(WHAT THE TASK ASKS)
Report back every line from the entries below in which the word "organisms" occurs.

(TASK INPUT)
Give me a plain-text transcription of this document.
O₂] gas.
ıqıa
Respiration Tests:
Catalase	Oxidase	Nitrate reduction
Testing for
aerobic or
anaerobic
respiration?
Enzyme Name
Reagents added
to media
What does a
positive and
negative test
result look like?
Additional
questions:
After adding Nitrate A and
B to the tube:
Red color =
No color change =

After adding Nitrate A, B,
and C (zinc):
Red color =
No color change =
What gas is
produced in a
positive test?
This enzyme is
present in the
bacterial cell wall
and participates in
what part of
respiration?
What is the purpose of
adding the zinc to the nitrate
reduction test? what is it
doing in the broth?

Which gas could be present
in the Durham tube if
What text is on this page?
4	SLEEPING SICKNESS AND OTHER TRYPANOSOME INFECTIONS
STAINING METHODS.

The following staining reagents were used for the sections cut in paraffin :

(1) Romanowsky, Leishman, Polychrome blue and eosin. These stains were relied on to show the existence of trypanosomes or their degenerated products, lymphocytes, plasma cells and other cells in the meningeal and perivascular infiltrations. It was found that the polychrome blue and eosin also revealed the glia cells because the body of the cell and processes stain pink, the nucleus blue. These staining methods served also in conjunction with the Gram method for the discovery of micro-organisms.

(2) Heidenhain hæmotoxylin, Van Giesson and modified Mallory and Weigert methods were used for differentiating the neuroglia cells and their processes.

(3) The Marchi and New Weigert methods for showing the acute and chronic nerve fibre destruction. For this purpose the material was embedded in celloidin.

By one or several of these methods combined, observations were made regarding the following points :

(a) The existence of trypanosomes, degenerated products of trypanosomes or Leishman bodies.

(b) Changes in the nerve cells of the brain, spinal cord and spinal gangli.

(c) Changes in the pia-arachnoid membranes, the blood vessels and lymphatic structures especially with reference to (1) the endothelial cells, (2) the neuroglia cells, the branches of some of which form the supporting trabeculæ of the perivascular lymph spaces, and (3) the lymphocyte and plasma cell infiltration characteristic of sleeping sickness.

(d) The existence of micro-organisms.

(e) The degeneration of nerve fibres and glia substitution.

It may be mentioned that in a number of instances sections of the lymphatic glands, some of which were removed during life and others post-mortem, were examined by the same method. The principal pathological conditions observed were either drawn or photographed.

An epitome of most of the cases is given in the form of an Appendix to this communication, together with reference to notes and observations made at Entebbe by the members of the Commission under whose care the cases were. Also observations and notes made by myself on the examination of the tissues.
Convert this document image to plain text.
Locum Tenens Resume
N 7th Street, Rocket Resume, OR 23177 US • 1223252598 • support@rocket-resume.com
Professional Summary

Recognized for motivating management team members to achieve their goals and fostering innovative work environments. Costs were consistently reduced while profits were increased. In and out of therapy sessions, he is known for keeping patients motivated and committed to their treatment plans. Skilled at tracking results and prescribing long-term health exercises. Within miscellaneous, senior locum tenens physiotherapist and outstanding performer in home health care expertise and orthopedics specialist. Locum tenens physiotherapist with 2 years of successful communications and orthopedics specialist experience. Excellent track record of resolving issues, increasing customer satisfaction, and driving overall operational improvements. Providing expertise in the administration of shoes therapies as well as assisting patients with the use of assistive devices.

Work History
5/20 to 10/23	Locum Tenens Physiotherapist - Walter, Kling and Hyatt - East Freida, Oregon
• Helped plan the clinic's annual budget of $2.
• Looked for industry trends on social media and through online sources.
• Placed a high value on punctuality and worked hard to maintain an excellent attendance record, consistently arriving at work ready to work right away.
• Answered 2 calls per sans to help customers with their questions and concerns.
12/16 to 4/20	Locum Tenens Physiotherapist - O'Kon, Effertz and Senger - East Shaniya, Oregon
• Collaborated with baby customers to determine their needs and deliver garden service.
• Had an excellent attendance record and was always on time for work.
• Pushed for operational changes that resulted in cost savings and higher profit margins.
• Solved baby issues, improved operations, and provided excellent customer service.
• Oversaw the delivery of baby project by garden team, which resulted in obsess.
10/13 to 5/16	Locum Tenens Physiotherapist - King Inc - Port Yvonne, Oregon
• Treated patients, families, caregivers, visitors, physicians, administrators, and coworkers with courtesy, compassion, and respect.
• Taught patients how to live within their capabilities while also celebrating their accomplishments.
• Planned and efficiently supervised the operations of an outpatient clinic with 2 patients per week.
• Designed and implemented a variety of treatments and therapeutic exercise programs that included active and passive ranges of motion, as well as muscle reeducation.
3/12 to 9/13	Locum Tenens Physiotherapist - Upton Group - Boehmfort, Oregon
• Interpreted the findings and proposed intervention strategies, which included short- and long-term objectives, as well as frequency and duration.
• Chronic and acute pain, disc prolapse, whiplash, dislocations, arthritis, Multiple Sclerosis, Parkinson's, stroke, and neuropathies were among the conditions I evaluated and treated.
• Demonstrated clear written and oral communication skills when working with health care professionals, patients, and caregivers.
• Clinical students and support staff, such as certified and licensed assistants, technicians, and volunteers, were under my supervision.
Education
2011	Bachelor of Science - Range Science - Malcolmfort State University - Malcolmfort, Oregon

(EXERCISE ANSWER)
(1) Romanowsky, Leishman, Polychrome blue and eosin. These stains were relied on to show the existence of trypanosomes or their degenerated products, lymphocytes, plasma cells and other cells in the meningeal and perivascular infiltrations. It was found that the polychrome blue and eosin also revealed the glia cells because the body of the cell and processes stain pink, the nucleus blue. These staining methods served also in conjunction with the Gram method for the discovery of micro-organisms.
(d) The existence of micro-organisms.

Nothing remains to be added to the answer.